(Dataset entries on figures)
━━━━━━━━━━━━━━━━━━━━
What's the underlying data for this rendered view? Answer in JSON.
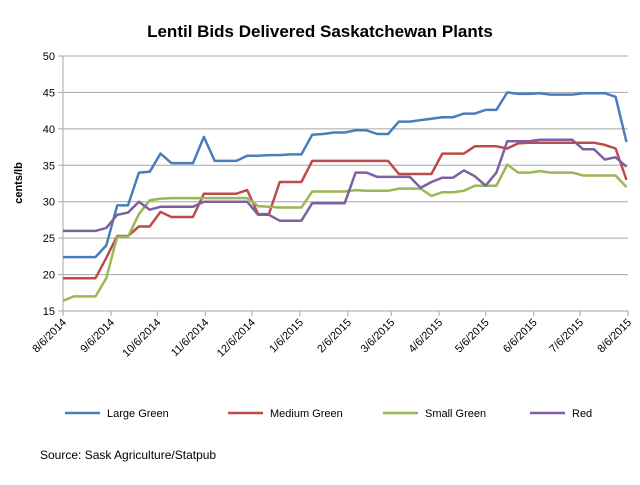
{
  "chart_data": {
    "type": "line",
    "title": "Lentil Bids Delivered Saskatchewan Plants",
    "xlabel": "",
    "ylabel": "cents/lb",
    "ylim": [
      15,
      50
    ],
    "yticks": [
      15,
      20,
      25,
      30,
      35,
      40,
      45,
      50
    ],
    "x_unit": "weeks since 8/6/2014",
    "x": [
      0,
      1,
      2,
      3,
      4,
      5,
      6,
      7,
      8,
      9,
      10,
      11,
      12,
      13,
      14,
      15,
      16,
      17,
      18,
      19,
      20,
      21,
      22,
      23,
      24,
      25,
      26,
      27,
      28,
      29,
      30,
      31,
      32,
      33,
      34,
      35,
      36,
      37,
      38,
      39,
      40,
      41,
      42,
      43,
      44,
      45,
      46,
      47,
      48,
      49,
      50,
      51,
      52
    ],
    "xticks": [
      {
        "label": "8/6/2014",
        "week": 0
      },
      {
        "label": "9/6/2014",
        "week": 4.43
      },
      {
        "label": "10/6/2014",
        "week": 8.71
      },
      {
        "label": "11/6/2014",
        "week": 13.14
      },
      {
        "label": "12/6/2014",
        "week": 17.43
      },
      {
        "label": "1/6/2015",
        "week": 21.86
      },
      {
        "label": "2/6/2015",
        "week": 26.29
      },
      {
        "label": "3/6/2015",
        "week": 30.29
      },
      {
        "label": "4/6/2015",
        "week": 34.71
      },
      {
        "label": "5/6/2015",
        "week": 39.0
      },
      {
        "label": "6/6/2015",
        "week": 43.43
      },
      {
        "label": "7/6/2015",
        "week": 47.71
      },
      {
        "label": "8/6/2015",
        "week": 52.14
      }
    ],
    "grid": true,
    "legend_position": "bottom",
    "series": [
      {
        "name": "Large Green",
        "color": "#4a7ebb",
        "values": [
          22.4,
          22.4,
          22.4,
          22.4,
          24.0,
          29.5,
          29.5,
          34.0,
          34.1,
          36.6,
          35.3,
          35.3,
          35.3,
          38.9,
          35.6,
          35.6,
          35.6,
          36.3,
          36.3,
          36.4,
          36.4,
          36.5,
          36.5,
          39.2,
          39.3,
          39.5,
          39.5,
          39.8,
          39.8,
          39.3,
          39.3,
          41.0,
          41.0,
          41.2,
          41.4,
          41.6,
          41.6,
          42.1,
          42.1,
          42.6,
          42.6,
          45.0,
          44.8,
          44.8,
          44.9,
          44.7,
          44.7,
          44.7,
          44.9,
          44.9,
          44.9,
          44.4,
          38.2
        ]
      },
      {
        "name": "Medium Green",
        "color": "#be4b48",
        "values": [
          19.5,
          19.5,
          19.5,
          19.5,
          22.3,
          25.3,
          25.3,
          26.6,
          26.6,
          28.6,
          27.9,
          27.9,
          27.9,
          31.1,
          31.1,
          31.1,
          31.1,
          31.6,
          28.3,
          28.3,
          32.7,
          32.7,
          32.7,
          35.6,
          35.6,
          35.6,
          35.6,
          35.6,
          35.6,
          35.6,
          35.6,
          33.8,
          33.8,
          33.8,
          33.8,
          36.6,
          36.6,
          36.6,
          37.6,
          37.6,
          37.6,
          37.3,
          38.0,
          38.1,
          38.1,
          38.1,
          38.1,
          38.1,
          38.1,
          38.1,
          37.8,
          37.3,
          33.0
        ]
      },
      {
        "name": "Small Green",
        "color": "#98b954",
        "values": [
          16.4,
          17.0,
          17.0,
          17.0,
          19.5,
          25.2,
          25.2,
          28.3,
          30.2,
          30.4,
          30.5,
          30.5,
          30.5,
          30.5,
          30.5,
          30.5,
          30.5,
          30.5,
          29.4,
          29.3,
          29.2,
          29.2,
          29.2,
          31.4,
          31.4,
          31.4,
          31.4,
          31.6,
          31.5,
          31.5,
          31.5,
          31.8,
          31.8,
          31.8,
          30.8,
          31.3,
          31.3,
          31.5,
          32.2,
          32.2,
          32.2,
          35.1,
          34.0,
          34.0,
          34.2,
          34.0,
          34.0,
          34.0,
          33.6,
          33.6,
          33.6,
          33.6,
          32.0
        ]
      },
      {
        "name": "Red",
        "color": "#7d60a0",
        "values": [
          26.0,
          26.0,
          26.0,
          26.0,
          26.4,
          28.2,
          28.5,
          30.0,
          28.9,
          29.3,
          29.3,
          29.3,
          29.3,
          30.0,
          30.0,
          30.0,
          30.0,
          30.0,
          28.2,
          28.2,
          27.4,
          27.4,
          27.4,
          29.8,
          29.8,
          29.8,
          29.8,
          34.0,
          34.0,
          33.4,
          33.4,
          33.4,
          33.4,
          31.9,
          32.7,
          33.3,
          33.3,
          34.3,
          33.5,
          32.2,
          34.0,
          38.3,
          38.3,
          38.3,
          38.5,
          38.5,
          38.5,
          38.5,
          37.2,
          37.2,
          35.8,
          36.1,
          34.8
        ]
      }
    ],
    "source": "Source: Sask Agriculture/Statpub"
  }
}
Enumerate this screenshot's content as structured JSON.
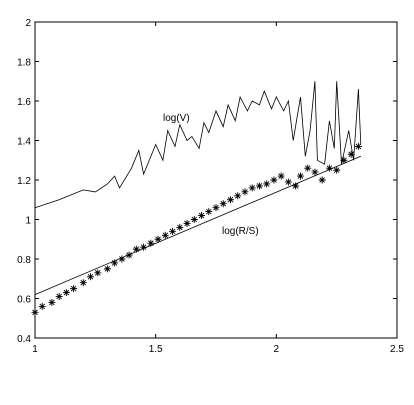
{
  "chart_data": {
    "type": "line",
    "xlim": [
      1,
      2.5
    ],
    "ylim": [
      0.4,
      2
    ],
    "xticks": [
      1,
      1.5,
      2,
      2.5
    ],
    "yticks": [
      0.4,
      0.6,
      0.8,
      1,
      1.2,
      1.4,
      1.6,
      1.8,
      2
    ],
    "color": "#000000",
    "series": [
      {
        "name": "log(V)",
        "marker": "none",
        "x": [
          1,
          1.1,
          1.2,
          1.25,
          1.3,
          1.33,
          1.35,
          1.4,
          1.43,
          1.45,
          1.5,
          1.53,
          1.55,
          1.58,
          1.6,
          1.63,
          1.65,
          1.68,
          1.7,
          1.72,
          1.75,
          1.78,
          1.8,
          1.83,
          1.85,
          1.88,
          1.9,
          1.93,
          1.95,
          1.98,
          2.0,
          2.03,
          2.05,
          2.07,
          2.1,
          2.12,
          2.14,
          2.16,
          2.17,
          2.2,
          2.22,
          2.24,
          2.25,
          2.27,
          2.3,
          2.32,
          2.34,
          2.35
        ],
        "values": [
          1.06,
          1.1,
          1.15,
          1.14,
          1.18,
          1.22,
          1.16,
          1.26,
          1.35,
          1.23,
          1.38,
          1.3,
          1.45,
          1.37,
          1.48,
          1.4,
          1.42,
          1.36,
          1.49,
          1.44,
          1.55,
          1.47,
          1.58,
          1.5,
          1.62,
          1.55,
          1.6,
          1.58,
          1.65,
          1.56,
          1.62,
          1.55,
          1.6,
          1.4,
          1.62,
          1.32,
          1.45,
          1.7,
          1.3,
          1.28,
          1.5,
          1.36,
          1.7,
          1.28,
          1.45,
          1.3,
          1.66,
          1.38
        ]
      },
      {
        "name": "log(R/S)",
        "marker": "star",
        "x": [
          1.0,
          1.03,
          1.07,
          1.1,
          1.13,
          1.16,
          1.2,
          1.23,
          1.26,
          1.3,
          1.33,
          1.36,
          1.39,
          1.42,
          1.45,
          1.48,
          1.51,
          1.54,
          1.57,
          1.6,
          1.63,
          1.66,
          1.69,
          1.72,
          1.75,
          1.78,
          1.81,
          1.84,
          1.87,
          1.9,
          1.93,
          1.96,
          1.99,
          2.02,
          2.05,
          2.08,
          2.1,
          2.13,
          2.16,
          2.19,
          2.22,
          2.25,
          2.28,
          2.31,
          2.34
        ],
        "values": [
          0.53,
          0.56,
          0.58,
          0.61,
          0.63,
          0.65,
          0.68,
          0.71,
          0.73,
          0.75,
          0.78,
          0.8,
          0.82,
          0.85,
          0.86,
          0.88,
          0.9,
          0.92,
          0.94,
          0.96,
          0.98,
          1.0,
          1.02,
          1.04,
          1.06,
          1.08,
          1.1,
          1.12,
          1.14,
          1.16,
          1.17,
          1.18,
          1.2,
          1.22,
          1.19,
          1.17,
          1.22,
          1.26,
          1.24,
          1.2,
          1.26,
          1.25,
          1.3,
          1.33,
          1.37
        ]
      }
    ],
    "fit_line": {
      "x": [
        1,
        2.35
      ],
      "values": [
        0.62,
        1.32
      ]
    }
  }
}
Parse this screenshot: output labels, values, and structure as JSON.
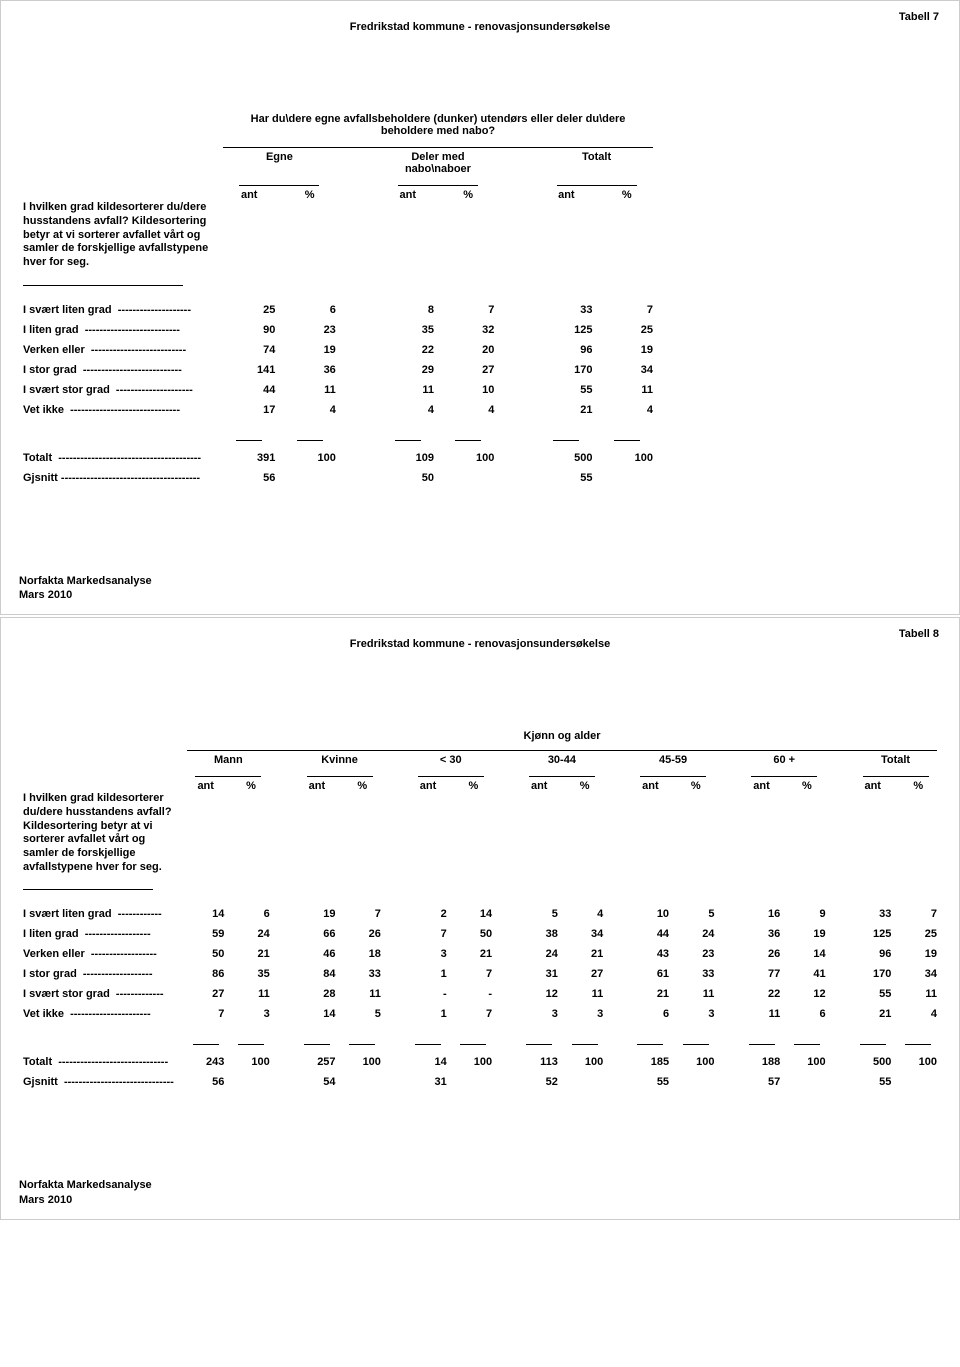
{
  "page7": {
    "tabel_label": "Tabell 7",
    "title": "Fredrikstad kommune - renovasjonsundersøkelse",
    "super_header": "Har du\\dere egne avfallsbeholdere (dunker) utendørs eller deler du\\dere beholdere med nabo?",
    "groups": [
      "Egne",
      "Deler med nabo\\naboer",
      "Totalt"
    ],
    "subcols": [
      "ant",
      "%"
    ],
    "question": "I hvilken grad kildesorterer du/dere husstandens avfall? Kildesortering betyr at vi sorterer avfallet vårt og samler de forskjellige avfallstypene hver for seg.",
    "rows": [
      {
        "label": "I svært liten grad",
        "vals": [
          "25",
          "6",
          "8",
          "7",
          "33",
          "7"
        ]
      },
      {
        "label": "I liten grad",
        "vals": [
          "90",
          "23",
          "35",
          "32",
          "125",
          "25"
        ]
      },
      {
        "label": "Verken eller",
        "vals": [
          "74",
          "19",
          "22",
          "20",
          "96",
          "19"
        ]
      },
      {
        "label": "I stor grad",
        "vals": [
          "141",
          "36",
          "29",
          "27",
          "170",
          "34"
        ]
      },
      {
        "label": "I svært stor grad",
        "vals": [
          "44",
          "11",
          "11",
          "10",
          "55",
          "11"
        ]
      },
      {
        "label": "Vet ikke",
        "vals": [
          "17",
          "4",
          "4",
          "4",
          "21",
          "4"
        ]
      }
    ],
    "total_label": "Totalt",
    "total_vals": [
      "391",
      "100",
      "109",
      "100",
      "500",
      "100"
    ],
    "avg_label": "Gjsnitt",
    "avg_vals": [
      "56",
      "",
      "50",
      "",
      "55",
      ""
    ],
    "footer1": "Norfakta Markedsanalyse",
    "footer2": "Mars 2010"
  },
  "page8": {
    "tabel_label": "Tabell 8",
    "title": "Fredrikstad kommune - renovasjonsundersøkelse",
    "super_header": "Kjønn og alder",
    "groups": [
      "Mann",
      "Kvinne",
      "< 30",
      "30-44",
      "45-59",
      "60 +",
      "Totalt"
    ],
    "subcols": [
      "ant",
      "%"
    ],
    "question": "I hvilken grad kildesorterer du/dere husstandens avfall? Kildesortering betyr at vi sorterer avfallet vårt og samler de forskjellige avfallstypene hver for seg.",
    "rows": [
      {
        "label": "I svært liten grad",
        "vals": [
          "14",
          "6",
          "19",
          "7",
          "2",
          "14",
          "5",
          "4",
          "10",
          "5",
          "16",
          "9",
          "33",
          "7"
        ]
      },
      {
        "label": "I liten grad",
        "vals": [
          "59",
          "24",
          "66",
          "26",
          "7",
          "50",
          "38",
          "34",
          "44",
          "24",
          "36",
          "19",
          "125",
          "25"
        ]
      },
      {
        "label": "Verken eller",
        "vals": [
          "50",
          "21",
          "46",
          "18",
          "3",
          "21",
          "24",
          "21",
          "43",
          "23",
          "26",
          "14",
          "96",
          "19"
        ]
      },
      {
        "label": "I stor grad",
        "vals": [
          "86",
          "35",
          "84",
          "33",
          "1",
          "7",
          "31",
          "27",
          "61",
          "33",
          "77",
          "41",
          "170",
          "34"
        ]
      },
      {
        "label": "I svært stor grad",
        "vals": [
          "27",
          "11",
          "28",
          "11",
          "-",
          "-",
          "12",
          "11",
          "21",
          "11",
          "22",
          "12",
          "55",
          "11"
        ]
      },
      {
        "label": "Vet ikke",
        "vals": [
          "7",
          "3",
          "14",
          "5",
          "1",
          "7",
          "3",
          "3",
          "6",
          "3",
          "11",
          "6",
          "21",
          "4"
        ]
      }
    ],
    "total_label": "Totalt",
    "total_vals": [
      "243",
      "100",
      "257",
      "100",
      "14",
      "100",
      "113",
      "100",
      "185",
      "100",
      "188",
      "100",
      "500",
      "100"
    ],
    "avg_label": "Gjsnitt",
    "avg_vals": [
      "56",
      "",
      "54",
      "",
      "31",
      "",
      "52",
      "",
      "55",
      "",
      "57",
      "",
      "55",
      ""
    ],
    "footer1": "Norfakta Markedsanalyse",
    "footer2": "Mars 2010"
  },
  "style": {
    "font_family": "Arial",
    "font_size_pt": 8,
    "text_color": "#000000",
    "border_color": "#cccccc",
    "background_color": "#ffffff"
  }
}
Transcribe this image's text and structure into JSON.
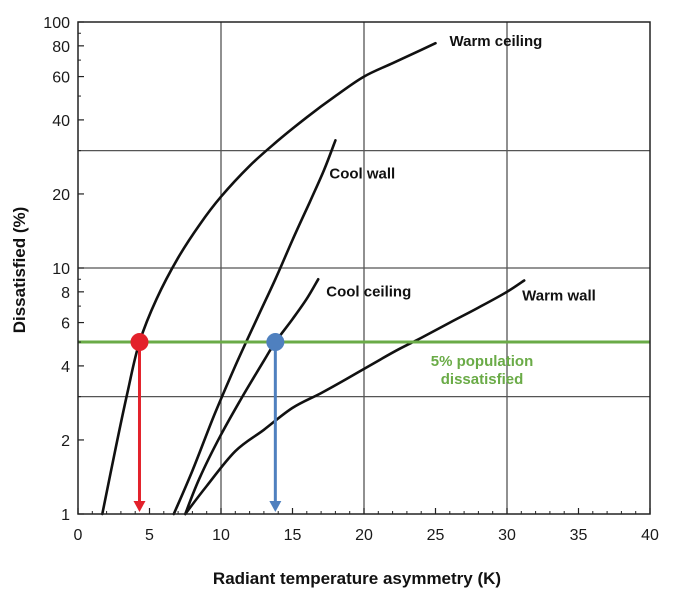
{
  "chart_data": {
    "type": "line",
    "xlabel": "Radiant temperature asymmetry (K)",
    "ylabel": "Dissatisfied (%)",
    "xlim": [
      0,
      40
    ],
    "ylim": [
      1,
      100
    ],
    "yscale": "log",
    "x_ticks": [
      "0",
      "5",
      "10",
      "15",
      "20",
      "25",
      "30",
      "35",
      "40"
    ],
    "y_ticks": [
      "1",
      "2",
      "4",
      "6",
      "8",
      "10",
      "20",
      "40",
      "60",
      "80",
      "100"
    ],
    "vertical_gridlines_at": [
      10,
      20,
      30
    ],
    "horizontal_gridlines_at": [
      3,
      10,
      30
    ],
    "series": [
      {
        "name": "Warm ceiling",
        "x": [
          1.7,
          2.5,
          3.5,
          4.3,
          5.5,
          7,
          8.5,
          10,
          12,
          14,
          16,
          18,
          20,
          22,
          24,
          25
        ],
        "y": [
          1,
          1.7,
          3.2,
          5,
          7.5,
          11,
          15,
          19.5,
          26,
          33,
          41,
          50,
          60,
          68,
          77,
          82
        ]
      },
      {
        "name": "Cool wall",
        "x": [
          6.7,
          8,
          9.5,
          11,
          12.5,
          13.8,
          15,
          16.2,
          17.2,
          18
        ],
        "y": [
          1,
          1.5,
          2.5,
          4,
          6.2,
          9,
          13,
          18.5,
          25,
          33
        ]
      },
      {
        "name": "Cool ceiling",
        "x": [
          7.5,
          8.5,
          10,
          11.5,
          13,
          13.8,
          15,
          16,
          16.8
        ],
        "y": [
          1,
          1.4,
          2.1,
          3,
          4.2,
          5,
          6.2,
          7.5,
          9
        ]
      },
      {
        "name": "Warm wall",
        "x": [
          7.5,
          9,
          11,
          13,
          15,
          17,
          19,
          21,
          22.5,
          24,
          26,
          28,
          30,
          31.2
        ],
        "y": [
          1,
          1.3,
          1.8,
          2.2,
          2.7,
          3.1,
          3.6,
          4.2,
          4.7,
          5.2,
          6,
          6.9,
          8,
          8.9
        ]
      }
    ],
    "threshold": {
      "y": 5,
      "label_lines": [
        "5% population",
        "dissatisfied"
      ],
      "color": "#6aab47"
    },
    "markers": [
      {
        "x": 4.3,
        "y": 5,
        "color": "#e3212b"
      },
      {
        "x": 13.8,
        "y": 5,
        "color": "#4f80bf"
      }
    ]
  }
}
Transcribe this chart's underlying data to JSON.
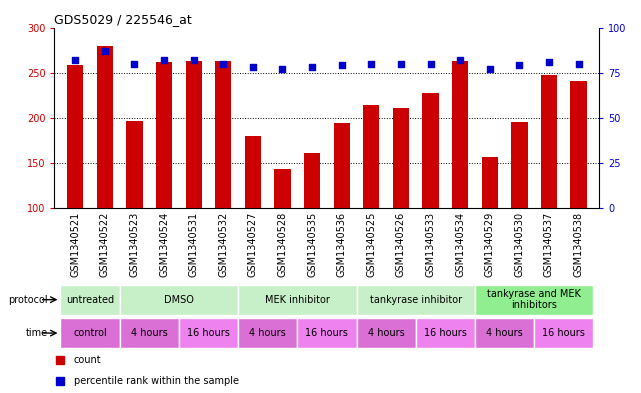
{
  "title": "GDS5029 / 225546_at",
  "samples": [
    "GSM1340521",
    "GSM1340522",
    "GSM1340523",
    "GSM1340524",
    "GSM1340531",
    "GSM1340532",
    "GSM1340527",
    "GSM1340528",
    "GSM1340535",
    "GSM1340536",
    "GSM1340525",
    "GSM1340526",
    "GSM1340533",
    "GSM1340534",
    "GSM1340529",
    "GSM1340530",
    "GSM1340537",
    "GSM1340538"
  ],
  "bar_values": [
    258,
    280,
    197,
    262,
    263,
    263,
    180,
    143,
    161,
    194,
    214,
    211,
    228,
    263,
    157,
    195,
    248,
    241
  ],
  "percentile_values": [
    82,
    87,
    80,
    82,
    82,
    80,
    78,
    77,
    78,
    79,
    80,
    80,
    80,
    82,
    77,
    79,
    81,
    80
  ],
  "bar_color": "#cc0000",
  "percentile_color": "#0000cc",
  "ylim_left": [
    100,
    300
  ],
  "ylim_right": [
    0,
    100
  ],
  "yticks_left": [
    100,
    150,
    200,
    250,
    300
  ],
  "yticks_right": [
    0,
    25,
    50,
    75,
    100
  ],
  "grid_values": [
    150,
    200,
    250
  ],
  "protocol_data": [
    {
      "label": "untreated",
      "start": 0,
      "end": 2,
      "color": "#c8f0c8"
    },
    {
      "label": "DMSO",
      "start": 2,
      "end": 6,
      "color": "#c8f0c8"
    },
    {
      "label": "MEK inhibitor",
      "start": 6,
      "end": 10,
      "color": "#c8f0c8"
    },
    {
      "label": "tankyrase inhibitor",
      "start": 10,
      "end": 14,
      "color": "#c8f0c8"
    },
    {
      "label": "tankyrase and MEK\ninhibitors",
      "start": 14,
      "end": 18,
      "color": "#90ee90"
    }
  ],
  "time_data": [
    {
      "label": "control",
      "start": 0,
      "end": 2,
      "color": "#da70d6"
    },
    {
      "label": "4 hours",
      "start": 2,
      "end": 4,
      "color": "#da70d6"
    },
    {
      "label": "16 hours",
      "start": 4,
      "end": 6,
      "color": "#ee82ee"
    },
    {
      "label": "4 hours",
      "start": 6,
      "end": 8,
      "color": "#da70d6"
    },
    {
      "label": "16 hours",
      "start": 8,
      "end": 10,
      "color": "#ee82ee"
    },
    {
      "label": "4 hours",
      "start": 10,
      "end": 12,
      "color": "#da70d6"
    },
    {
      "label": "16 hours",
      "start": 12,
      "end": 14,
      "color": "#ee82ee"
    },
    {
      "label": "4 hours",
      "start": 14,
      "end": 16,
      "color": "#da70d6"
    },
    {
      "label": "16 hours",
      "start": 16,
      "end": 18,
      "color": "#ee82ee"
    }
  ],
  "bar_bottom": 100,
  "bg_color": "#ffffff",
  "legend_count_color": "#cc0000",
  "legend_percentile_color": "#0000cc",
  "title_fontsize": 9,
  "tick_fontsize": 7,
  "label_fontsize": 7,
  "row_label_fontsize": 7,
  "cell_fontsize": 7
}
━━━━━━━━━━━━━━━━━━━━
Required work: Gather all the lines that include the word "name" and copy them out.

Exercise output:
        "name": "Large Green",
        "name": "Medium Green",
        "name": "Small Green",
        "name": "Red",
        "name": "log(V)",
        "name": "log(R/S)",
        "name": "Warm ceiling",
        "name": "Cool wall",
        "name": "Cool ceiling",
        "name": "Warm wall",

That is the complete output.